The problem – Quote all lines below exactly. Images stay out.

Dataset rows –
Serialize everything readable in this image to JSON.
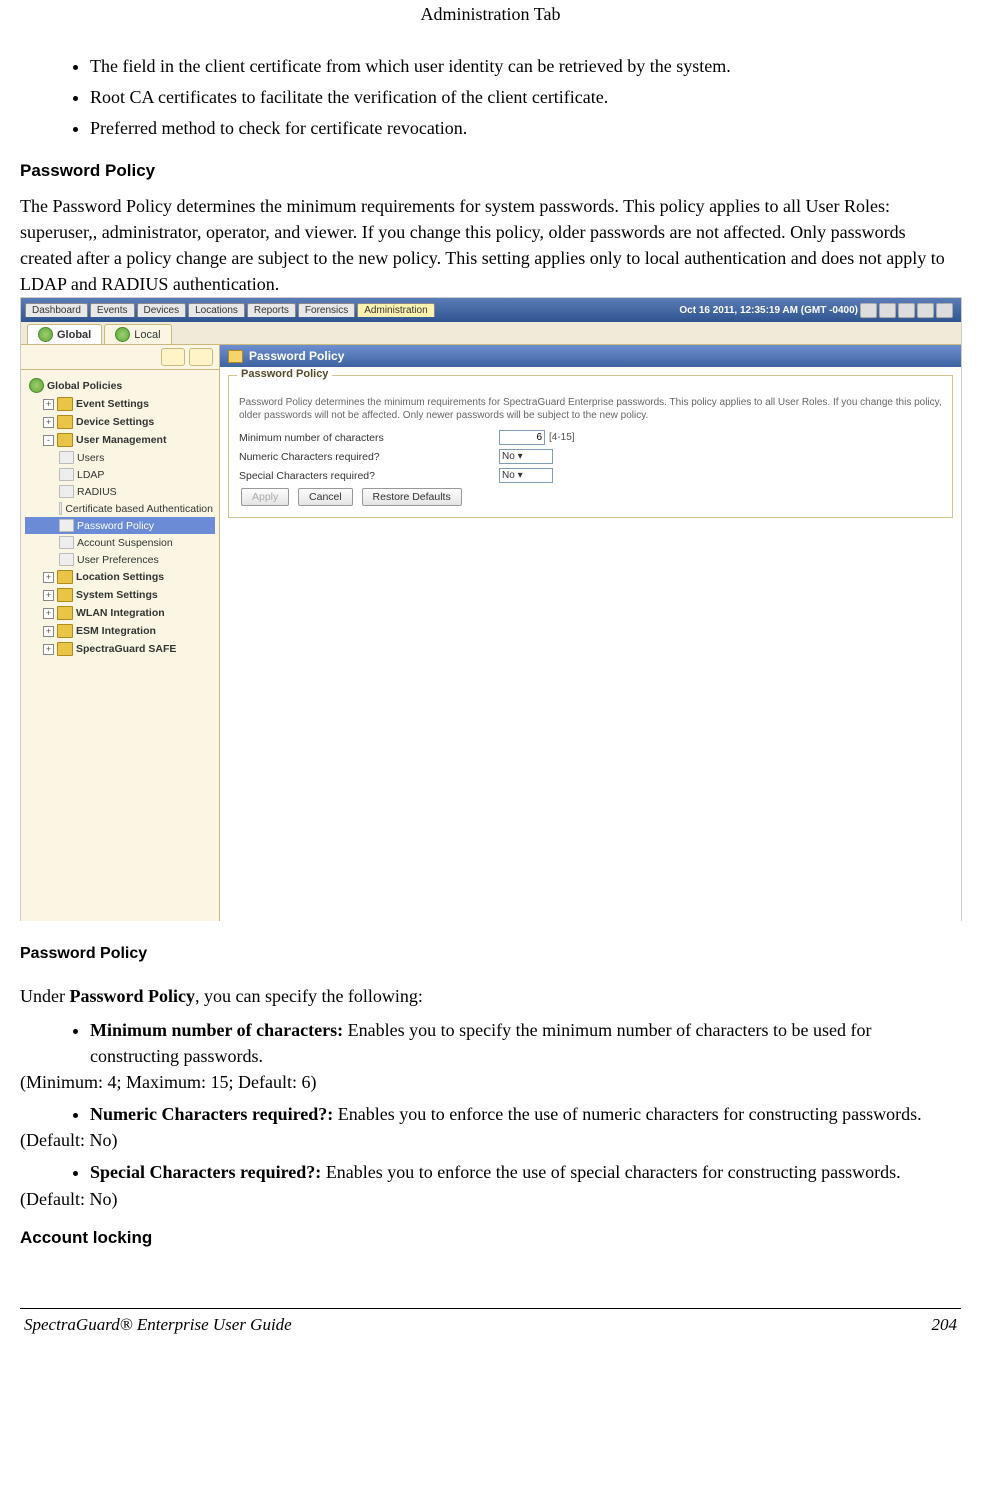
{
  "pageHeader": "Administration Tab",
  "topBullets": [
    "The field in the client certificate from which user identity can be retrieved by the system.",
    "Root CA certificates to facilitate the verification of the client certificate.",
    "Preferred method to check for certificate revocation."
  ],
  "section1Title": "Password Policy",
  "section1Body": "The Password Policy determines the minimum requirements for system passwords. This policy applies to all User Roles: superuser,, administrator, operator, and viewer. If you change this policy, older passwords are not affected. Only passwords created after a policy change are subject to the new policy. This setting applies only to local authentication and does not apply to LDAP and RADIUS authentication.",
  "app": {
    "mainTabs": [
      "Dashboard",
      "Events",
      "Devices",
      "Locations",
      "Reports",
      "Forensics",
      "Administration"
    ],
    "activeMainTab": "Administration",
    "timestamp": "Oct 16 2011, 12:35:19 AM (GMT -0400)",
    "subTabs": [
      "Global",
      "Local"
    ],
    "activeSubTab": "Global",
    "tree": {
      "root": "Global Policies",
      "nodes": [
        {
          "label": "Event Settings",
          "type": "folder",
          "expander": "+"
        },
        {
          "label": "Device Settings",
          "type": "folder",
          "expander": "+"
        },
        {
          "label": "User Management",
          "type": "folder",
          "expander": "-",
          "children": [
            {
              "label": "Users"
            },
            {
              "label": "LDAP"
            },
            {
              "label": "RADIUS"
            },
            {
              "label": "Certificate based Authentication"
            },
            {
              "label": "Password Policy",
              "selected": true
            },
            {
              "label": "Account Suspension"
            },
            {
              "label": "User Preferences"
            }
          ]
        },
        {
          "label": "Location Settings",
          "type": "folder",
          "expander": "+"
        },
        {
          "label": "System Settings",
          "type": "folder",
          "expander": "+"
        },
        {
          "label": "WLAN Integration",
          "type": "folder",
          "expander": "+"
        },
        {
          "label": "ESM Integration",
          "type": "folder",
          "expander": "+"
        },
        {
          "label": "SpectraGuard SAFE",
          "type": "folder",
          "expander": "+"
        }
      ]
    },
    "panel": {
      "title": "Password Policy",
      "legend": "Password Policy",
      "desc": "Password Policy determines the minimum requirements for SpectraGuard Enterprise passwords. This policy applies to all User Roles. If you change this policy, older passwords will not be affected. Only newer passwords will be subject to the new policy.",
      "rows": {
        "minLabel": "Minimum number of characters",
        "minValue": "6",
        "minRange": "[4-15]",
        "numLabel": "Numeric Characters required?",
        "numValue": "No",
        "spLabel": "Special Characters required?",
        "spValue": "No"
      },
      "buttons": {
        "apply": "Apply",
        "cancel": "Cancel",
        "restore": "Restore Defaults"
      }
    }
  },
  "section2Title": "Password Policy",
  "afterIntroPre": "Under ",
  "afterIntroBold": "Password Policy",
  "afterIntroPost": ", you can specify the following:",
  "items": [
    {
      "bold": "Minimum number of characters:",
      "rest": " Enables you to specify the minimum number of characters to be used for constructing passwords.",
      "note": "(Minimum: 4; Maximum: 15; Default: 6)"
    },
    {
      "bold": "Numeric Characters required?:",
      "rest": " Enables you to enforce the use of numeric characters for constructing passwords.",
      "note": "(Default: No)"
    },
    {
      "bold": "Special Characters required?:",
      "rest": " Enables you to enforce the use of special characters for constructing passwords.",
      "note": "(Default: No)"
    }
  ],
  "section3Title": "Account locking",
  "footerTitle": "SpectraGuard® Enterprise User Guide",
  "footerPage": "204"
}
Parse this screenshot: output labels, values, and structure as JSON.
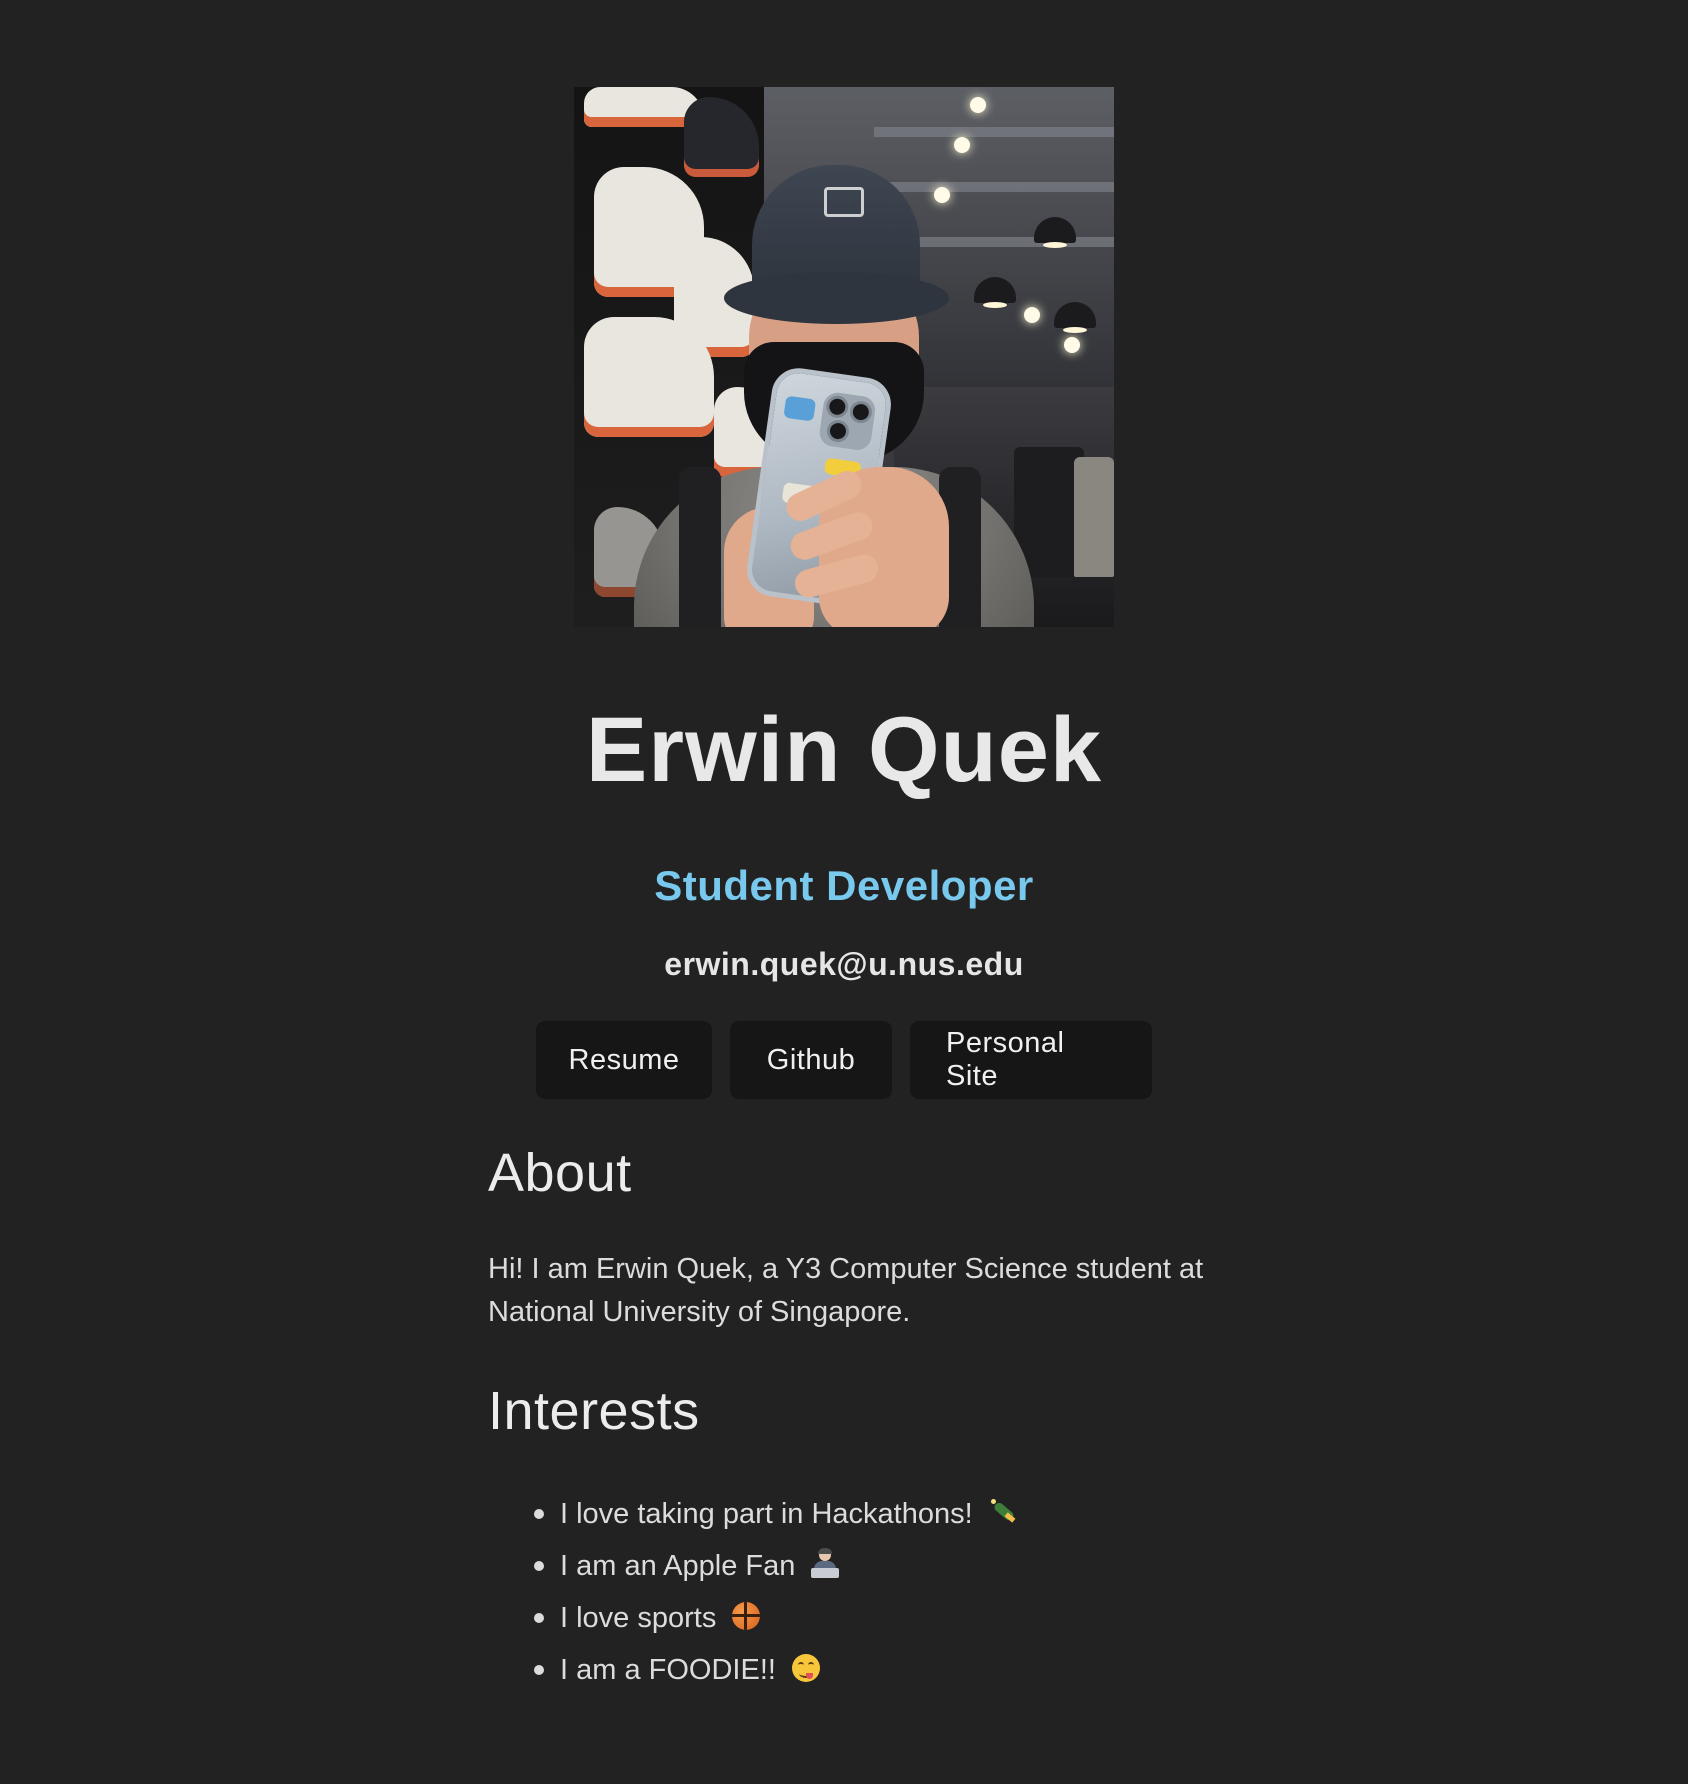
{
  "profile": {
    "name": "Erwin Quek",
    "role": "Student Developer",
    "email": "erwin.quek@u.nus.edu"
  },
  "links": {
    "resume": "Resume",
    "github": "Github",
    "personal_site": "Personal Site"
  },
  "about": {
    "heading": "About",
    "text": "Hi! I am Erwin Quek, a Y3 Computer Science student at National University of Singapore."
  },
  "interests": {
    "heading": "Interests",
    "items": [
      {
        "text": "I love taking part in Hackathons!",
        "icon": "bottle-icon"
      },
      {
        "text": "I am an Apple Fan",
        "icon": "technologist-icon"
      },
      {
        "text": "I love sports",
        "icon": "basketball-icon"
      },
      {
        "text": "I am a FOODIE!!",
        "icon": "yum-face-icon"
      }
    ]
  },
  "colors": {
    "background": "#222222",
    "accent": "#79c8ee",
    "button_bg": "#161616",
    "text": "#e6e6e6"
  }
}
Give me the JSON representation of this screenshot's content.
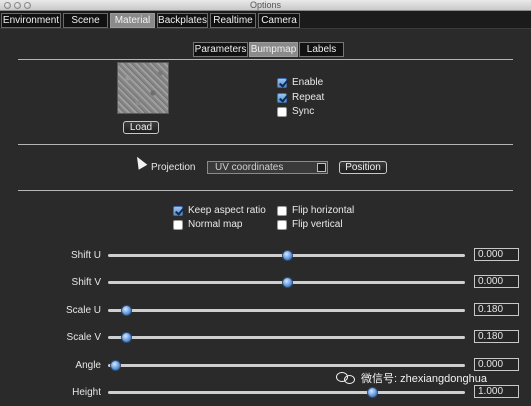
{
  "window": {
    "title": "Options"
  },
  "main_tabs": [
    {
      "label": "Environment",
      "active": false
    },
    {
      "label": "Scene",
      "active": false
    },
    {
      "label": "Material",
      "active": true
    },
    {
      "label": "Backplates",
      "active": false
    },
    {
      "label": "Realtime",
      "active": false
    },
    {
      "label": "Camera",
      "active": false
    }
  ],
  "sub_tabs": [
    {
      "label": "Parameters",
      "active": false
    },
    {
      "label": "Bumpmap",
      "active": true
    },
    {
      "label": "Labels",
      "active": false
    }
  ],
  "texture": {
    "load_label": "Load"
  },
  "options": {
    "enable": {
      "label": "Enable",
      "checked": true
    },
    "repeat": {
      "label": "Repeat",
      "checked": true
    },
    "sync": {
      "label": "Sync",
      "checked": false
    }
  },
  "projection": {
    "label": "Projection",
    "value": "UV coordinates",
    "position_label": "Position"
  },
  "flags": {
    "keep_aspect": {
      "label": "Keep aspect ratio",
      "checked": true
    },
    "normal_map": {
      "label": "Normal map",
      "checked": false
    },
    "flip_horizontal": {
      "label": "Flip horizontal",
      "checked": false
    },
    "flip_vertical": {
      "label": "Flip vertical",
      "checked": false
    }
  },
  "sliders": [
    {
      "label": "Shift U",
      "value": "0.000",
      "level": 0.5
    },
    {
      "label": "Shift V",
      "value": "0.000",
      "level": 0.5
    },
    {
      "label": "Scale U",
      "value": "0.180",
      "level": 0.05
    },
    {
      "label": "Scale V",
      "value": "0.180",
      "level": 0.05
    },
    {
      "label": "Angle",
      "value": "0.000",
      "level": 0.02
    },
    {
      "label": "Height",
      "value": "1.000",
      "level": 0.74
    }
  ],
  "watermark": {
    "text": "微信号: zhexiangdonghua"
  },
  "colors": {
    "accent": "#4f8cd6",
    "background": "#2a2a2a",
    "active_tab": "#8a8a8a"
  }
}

Expected answer –
Serialize everything readable in this image to JSON.
{
  "pageHeader": "Administration Tab",
  "topBullets": [
    "The field in the client certificate from which user identity can be retrieved by the system.",
    "Root CA certificates to facilitate the verification of the client certificate.",
    "Preferred method to check for certificate revocation."
  ],
  "section1Title": "Password Policy",
  "section1Body": "The Password Policy determines the minimum requirements for system passwords. This policy applies to all User Roles: superuser,, administrator, operator, and viewer. If you change this policy, older passwords are not affected. Only passwords created after a policy change are subject to the new policy. This setting applies only to local authentication and does not apply to LDAP and RADIUS authentication.",
  "app": {
    "mainTabs": [
      "Dashboard",
      "Events",
      "Devices",
      "Locations",
      "Reports",
      "Forensics",
      "Administration"
    ],
    "activeMainTab": "Administration",
    "timestamp": "Oct 16 2011, 12:35:19 AM (GMT -0400)",
    "subTabs": [
      "Global",
      "Local"
    ],
    "activeSubTab": "Global",
    "tree": {
      "root": "Global Policies",
      "nodes": [
        {
          "label": "Event Settings",
          "type": "folder",
          "expander": "+"
        },
        {
          "label": "Device Settings",
          "type": "folder",
          "expander": "+"
        },
        {
          "label": "User Management",
          "type": "folder",
          "expander": "-",
          "children": [
            {
              "label": "Users"
            },
            {
              "label": "LDAP"
            },
            {
              "label": "RADIUS"
            },
            {
              "label": "Certificate based Authentication"
            },
            {
              "label": "Password Policy",
              "selected": true
            },
            {
              "label": "Account Suspension"
            },
            {
              "label": "User Preferences"
            }
          ]
        },
        {
          "label": "Location Settings",
          "type": "folder",
          "expander": "+"
        },
        {
          "label": "System Settings",
          "type": "folder",
          "expander": "+"
        },
        {
          "label": "WLAN Integration",
          "type": "folder",
          "expander": "+"
        },
        {
          "label": "ESM Integration",
          "type": "folder",
          "expander": "+"
        },
        {
          "label": "SpectraGuard SAFE",
          "type": "folder",
          "expander": "+"
        }
      ]
    },
    "panel": {
      "title": "Password Policy",
      "legend": "Password Policy",
      "desc": "Password Policy determines the minimum requirements for SpectraGuard Enterprise passwords. This policy applies to all User Roles. If you change this policy, older passwords will not be affected. Only newer passwords will be subject to the new policy.",
      "rows": {
        "minLabel": "Minimum number of characters",
        "minValue": "6",
        "minRange": "[4-15]",
        "numLabel": "Numeric Characters required?",
        "numValue": "No",
        "spLabel": "Special Characters required?",
        "spValue": "No"
      },
      "buttons": {
        "apply": "Apply",
        "cancel": "Cancel",
        "restore": "Restore Defaults"
      }
    }
  },
  "section2Title": "Password Policy",
  "afterIntroPre": "Under ",
  "afterIntroBold": "Password Policy",
  "afterIntroPost": ", you can specify the following:",
  "items": [
    {
      "bold": "Minimum number of characters:",
      "rest": " Enables you to specify the minimum number of characters to be used for constructing passwords.",
      "note": "(Minimum: 4; Maximum: 15; Default: 6)"
    },
    {
      "bold": "Numeric Characters required?:",
      "rest": " Enables you to enforce the use of numeric characters for constructing passwords.",
      "note": "(Default: No)"
    },
    {
      "bold": "Special Characters required?:",
      "rest": " Enables you to enforce the use of special characters for constructing passwords.",
      "note": "(Default: No)"
    }
  ],
  "section3Title": "Account locking",
  "footerTitle": "SpectraGuard® Enterprise User Guide",
  "footerPage": "204"
}
Parse this screenshot: output labels, values, and structure as JSON.
{
  "profile": {
    "name": "Erwin Quek",
    "role": "Student Developer",
    "email": "erwin.quek@u.nus.edu"
  },
  "links": {
    "resume": "Resume",
    "github": "Github",
    "personal_site": "Personal Site"
  },
  "about": {
    "heading": "About",
    "text": "Hi! I am Erwin Quek, a Y3 Computer Science student at National University of Singapore."
  },
  "interests": {
    "heading": "Interests",
    "items": [
      {
        "text": "I love taking part in Hackathons!",
        "icon": "bottle-icon"
      },
      {
        "text": "I am an Apple Fan",
        "icon": "technologist-icon"
      },
      {
        "text": "I love sports",
        "icon": "basketball-icon"
      },
      {
        "text": "I am a FOODIE!!",
        "icon": "yum-face-icon"
      }
    ]
  },
  "colors": {
    "background": "#222222",
    "accent": "#79c8ee",
    "button_bg": "#161616",
    "text": "#e6e6e6"
  }
}
Give me the JSON representation of this screenshot's content.
{
  "window": {
    "title": "Options"
  },
  "main_tabs": [
    {
      "label": "Environment",
      "active": false
    },
    {
      "label": "Scene",
      "active": false
    },
    {
      "label": "Material",
      "active": true
    },
    {
      "label": "Backplates",
      "active": false
    },
    {
      "label": "Realtime",
      "active": false
    },
    {
      "label": "Camera",
      "active": false
    }
  ],
  "sub_tabs": [
    {
      "label": "Parameters",
      "active": false
    },
    {
      "label": "Bumpmap",
      "active": true
    },
    {
      "label": "Labels",
      "active": false
    }
  ],
  "texture": {
    "load_label": "Load"
  },
  "options": {
    "enable": {
      "label": "Enable",
      "checked": true
    },
    "repeat": {
      "label": "Repeat",
      "checked": true
    },
    "sync": {
      "label": "Sync",
      "checked": false
    }
  },
  "projection": {
    "label": "Projection",
    "value": "UV coordinates",
    "position_label": "Position"
  },
  "flags": {
    "keep_aspect": {
      "label": "Keep aspect ratio",
      "checked": true
    },
    "normal_map": {
      "label": "Normal map",
      "checked": false
    },
    "flip_horizontal": {
      "label": "Flip horizontal",
      "checked": false
    },
    "flip_vertical": {
      "label": "Flip vertical",
      "checked": false
    }
  },
  "sliders": [
    {
      "label": "Shift U",
      "value": "0.000",
      "level": 0.5
    },
    {
      "label": "Shift V",
      "value": "0.000",
      "level": 0.5
    },
    {
      "label": "Scale U",
      "value": "0.180",
      "level": 0.05
    },
    {
      "label": "Scale V",
      "value": "0.180",
      "level": 0.05
    },
    {
      "label": "Angle",
      "value": "0.000",
      "level": 0.02
    },
    {
      "label": "Height",
      "value": "1.000",
      "level": 0.74
    }
  ],
  "watermark": {
    "text": "微信号: zhexiangdonghua"
  },
  "colors": {
    "accent": "#4f8cd6",
    "background": "#2a2a2a",
    "active_tab": "#8a8a8a"
  }
}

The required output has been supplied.